Work instructions: Write out all of the records precisely. Skip anything that is a picture.

-- START Given data --

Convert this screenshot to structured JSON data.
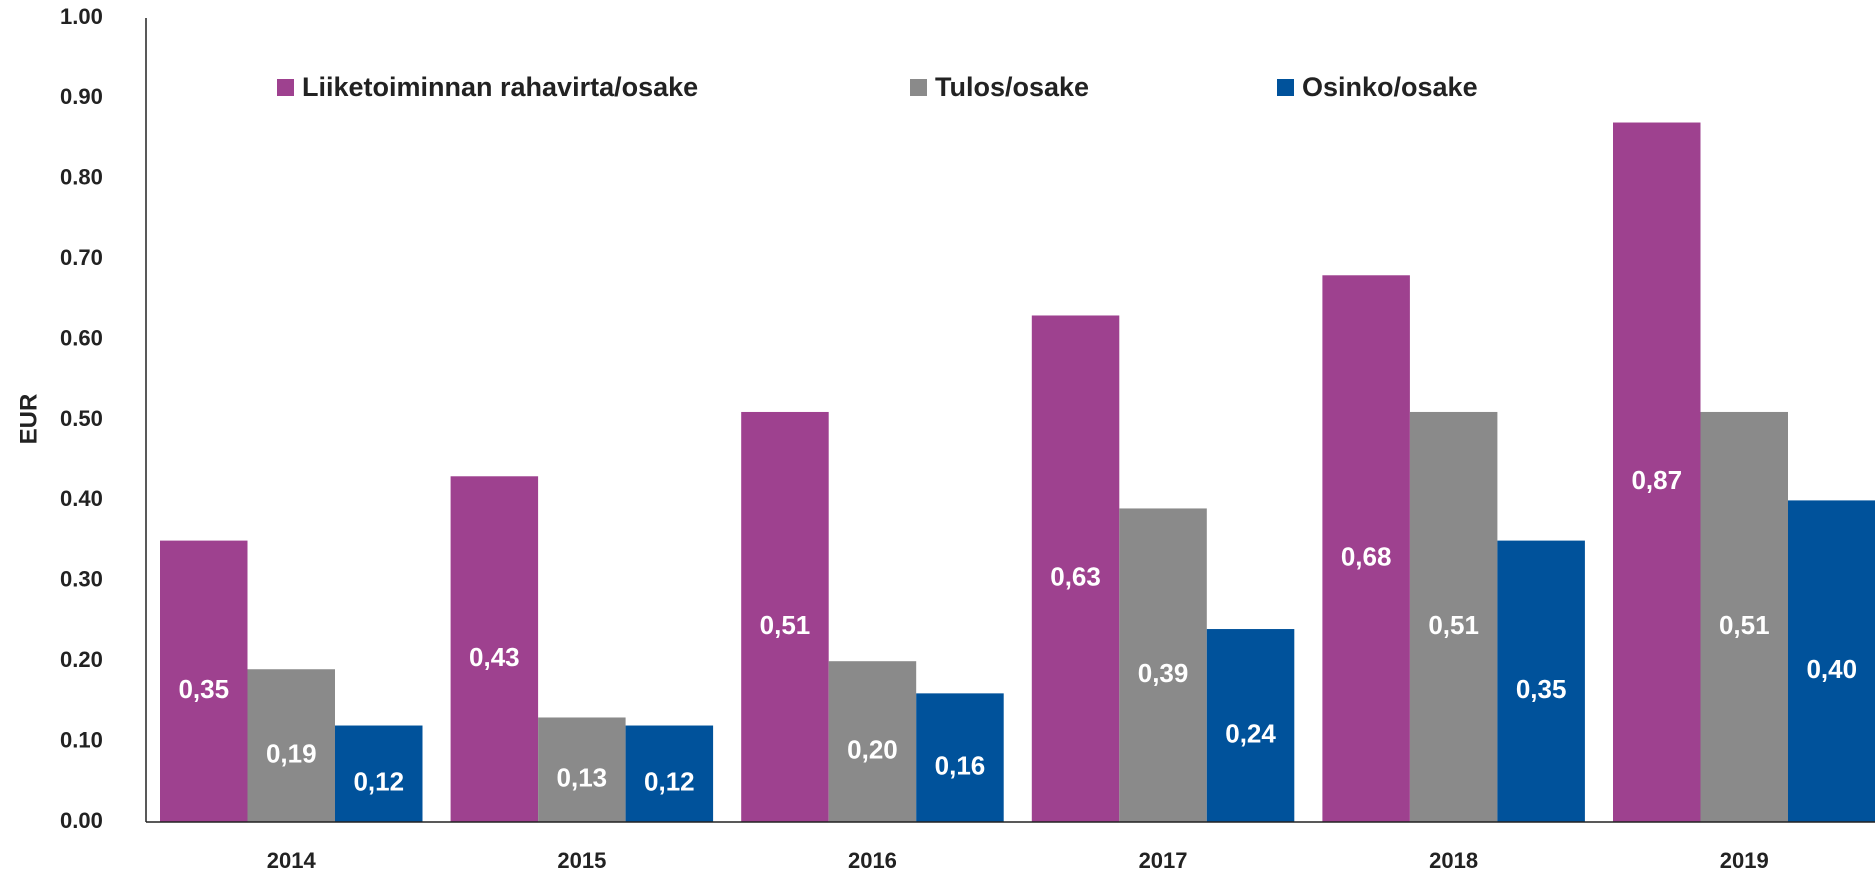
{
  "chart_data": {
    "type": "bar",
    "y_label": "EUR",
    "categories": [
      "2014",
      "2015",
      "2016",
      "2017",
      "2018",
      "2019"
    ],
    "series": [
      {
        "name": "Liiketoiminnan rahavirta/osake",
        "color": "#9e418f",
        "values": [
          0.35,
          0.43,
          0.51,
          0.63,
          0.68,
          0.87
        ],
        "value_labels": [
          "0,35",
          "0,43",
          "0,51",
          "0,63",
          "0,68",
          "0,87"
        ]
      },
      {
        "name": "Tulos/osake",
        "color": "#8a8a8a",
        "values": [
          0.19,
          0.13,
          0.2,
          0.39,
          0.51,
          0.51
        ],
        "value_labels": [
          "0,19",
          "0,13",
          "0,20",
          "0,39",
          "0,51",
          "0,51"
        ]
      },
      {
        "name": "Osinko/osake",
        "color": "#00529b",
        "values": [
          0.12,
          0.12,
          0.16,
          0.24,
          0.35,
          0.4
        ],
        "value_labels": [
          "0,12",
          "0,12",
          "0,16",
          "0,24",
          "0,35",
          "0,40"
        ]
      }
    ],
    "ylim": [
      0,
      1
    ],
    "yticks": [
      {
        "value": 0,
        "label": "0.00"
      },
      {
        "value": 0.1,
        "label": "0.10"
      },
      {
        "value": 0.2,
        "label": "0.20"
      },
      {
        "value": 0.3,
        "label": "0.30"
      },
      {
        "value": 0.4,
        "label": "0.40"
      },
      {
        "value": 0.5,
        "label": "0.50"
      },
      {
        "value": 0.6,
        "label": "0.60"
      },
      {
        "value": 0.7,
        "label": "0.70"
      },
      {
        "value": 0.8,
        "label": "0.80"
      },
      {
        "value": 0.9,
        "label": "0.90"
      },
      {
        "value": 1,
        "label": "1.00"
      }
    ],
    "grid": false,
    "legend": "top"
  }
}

-- END Given data --

Answer to the task:
Convert this screenshot to structured JSON data.
{
  "chart_data": {
    "type": "bar",
    "y_label": "EUR",
    "categories": [
      "2014",
      "2015",
      "2016",
      "2017",
      "2018",
      "2019"
    ],
    "series": [
      {
        "name": "Liiketoiminnan rahavirta/osake",
        "color": "#9e418f",
        "values": [
          0.35,
          0.43,
          0.51,
          0.63,
          0.68,
          0.87
        ],
        "value_labels": [
          "0,35",
          "0,43",
          "0,51",
          "0,63",
          "0,68",
          "0,87"
        ]
      },
      {
        "name": "Tulos/osake",
        "color": "#8a8a8a",
        "values": [
          0.19,
          0.13,
          0.2,
          0.39,
          0.51,
          0.51
        ],
        "value_labels": [
          "0,19",
          "0,13",
          "0,20",
          "0,39",
          "0,51",
          "0,51"
        ]
      },
      {
        "name": "Osinko/osake",
        "color": "#00529b",
        "values": [
          0.12,
          0.12,
          0.16,
          0.24,
          0.35,
          0.4
        ],
        "value_labels": [
          "0,12",
          "0,12",
          "0,16",
          "0,24",
          "0,35",
          "0,40"
        ]
      }
    ],
    "ylim": [
      0,
      1
    ],
    "yticks": [
      {
        "value": 0,
        "label": "0.00"
      },
      {
        "value": 0.1,
        "label": "0.10"
      },
      {
        "value": 0.2,
        "label": "0.20"
      },
      {
        "value": 0.3,
        "label": "0.30"
      },
      {
        "value": 0.4,
        "label": "0.40"
      },
      {
        "value": 0.5,
        "label": "0.50"
      },
      {
        "value": 0.6,
        "label": "0.60"
      },
      {
        "value": 0.7,
        "label": "0.70"
      },
      {
        "value": 0.8,
        "label": "0.80"
      },
      {
        "value": 0.9,
        "label": "0.90"
      },
      {
        "value": 1,
        "label": "1.00"
      }
    ],
    "grid": false,
    "legend": "top"
  }
}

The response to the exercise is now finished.